____ Exercise inputs
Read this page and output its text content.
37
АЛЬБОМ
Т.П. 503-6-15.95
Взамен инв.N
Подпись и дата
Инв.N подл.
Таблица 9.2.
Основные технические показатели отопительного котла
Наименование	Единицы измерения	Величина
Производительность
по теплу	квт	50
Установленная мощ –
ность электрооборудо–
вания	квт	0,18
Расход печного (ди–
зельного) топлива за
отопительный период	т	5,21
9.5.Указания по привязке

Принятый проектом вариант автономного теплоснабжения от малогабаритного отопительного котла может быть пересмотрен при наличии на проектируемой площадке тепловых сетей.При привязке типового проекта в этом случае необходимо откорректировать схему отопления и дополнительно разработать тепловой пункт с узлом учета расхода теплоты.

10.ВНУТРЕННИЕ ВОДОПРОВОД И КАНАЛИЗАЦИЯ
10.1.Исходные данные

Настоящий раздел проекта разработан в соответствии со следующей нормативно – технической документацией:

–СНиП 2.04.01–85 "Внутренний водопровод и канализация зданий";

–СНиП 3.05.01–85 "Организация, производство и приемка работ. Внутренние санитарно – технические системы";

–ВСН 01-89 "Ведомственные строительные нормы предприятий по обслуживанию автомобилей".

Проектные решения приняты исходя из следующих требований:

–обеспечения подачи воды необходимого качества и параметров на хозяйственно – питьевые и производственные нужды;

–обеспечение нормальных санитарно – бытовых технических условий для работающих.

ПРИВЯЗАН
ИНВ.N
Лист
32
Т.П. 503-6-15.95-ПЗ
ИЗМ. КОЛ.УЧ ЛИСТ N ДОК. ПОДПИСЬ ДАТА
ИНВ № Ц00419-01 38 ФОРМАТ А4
________
* [What to work on] Using the listing above, list every line in which the string "технические" occurs.

* [Solved problem]
Основные технические показатели отопительного котла
–СНиП 3.05.01–85 "Организация, производство и приемка работ. Внутренние санитарно – технические системы";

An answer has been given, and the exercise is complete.